Direction
All of the data below must be repeated exactly.
------
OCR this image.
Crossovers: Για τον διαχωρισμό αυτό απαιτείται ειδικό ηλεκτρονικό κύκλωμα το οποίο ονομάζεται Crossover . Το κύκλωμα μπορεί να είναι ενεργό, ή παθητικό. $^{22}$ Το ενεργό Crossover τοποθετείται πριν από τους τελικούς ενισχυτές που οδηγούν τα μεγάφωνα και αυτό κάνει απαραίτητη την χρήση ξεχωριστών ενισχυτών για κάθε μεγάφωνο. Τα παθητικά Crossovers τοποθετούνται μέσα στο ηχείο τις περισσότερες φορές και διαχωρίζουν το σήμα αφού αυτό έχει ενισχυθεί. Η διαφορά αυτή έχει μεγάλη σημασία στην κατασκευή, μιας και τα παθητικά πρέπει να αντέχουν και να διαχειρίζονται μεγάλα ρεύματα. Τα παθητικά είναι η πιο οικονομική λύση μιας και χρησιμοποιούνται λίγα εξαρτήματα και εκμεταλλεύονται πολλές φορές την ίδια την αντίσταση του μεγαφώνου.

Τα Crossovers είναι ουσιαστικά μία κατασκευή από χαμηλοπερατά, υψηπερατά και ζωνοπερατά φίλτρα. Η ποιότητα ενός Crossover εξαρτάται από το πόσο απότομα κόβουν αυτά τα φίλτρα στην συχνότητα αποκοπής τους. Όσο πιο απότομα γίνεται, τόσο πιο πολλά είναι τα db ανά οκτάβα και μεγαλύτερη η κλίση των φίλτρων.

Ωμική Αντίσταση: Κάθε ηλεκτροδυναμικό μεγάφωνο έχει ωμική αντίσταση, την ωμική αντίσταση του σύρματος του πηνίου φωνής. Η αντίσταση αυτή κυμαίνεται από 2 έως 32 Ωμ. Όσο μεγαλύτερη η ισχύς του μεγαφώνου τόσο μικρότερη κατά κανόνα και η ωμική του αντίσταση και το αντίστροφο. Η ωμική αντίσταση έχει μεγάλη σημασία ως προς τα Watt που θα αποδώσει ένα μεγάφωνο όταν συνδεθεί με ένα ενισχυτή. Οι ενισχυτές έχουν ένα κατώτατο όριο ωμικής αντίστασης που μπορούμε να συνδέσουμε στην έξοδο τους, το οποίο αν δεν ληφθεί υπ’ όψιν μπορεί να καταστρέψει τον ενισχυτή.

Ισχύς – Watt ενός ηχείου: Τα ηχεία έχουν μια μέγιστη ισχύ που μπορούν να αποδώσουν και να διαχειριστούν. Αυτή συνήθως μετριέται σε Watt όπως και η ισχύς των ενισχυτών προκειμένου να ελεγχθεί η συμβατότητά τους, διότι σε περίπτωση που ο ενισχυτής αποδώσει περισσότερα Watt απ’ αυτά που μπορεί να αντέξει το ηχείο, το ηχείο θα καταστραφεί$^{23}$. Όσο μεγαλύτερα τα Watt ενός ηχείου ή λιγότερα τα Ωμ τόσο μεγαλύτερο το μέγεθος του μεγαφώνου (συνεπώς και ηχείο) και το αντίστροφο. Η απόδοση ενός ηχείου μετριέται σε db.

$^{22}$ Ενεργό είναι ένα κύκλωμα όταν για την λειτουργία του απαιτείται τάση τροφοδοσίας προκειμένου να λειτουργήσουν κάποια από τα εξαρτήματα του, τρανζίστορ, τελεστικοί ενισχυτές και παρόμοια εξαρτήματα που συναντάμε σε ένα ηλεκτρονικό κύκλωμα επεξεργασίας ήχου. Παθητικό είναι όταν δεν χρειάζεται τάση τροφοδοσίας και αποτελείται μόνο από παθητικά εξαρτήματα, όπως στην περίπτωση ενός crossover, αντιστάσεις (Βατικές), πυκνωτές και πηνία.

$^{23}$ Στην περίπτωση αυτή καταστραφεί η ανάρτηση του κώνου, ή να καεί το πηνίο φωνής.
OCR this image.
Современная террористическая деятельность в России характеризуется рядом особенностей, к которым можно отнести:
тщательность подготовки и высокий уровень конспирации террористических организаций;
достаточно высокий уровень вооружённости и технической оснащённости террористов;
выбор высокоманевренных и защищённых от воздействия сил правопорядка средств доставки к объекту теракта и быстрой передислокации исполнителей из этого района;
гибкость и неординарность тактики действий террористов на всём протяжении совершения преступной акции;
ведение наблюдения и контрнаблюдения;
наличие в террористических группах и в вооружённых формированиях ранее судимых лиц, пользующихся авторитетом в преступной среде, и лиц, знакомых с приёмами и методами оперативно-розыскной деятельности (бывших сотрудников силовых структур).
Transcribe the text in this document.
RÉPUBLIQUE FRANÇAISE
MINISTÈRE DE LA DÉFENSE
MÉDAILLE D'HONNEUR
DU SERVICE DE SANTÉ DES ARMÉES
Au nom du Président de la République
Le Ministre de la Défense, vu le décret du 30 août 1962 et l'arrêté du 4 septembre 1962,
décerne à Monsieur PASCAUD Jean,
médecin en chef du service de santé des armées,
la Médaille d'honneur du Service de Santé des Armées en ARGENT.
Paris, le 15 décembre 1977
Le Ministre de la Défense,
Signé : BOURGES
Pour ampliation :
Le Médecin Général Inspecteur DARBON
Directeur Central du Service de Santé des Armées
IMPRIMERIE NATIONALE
------
Final answer
OCR this image.
Crossovers: Για τον διαχωρισμό αυτό απαιτείται ειδικό ηλεκτρονικό κύκλωμα το οποίο ονομάζεται Crossover . Το κύκλωμα μπορεί να είναι ενεργό, ή παθητικό. $^{22}$ Το ενεργό Crossover τοποθετείται πριν από τους τελικούς ενισχυτές που οδηγούν τα μεγάφωνα και αυτό κάνει απαραίτητη την χρήση ξεχωριστών ενισχυτών για κάθε μεγάφωνο. Τα παθητικά Crossovers τοποθετούνται μέσα στο ηχείο τις περισσότερες φορές και διαχωρίζουν το σήμα αφού αυτό έχει ενισχυθεί. Η διαφορά αυτή έχει μεγάλη σημασία στην κατασκευή, μιας και τα παθητικά πρέπει να αντέχουν και να διαχειρίζονται μεγάλα ρεύματα. Τα παθητικά είναι η πιο οικονομική λύση μιας και χρησιμοποιούνται λίγα εξαρτήματα και εκμεταλλεύονται πολλές φορές την ίδια την αντίσταση του μεγαφώνου.

Τα Crossovers είναι ουσιαστικά μία κατασκευή από χαμηλοπερατά, υψηπερατά και ζωνοπερατά φίλτρα. Η ποιότητα ενός Crossover εξαρτάται από το πόσο απότομα κόβουν αυτά τα φίλτρα στην συχνότητα αποκοπής τους. Όσο πιο απότομα γίνεται, τόσο πιο πολλά είναι τα db ανά οκτάβα και μεγαλύτερη η κλίση των φίλτρων.

Ωμική Αντίσταση: Κάθε ηλεκτροδυναμικό μεγάφωνο έχει ωμική αντίσταση, την ωμική αντίσταση του σύρματος του πηνίου φωνής. Η αντίσταση αυτή κυμαίνεται από 2 έως 32 Ωμ. Όσο μεγαλύτερη η ισχύς του μεγαφώνου τόσο μικρότερη κατά κανόνα και η ωμική του αντίσταση και το αντίστροφο. Η ωμική αντίσταση έχει μεγάλη σημασία ως προς τα Watt που θα αποδώσει ένα μεγάφωνο όταν συνδεθεί με ένα ενισχυτή. Οι ενισχυτές έχουν ένα κατώτατο όριο ωμικής αντίστασης που μπορούμε να συνδέσουμε στην έξοδο τους, το οποίο αν δεν ληφθεί υπ’ όψιν μπορεί να καταστρέψει τον ενισχυτή.

Ισχύς – Watt ενός ηχείου: Τα ηχεία έχουν μια μέγιστη ισχύ που μπορούν να αποδώσουν και να διαχειριστούν. Αυτή συνήθως μετριέται σε Watt όπως και η ισχύς των ενισχυτών προκειμένου να ελεγχθεί η συμβατότητά τους, διότι σε περίπτωση που ο ενισχυτής αποδώσει περισσότερα Watt απ’ αυτά που μπορεί να αντέξει το ηχείο, το ηχείο θα καταστραφεί$^{23}$. Όσο μεγαλύτερα τα Watt ενός ηχείου ή λιγότερα τα Ωμ τόσο μεγαλύτερο το μέγεθος του μεγαφώνου (συνεπώς και ηχείο) και το αντίστροφο. Η απόδοση ενός ηχείου μετριέται σε db.

$^{22}$ Ενεργό είναι ένα κύκλωμα όταν για την λειτουργία του απαιτείται τάση τροφοδοσίας προκειμένου να λειτουργήσουν κάποια από τα εξαρτήματα του, τρανζίστορ, τελεστικοί ενισχυτές και παρόμοια εξαρτήματα που συναντάμε σε ένα ηλεκτρονικό κύκλωμα επεξεργασίας ήχου. Παθητικό είναι όταν δεν χρειάζεται τάση τροφοδοσίας και αποτελείται μόνο από παθητικά εξαρτήματα, όπως στην περίπτωση ενός crossover, αντιστάσεις (Βατικές), πυκνωτές και πηνία.

$^{23}$ Στην περίπτωση αυτή καταστραφεί η ανάρτηση του κώνου, ή να καεί το πηνίο φωνής.
OCR this image.
Современная террористическая деятельность в России характеризуется рядом особенностей, к которым можно отнести:
тщательность подготовки и высокий уровень конспирации террористических организаций;
достаточно высокий уровень вооружённости и технической оснащённости террористов;
выбор высокоманевренных и защищённых от воздействия сил правопорядка средств доставки к объекту теракта и быстрой передислокации исполнителей из этого района;
гибкость и неординарность тактики действий террористов на всём протяжении совершения преступной акции;
ведение наблюдения и контрнаблюдения;
наличие в террористических группах и в вооружённых формированиях ранее судимых лиц, пользующихся авторитетом в преступной среде, и лиц, знакомых с приёмами и методами оперативно-розыскной деятельности (бывших сотрудников силовых структур).
Transcribe the text in this document.
RÉPUBLIQUE FRANÇAISE
MINISTÈRE DE LA DÉFENSE
MÉDAILLE D'HONNEUR
DU SERVICE DE SANTÉ DES ARMÉES
Au nom du Président de la République
Le Ministre de la Défense, vu le décret du 30 août 1962 et l'arrêté du 4 septembre 1962,
décerne à Monsieur PASCAUD Jean,
médecin en chef du service de santé des armées,
la Médaille d'honneur du Service de Santé des Armées en ARGENT.
Paris, le 15 décembre 1977
Le Ministre de la Défense,
Signé : BOURGES
Pour ampliation :
Le Médecin Général Inspecteur DARBON
Directeur Central du Service de Santé des Armées
IMPRIMERIE NATIONALE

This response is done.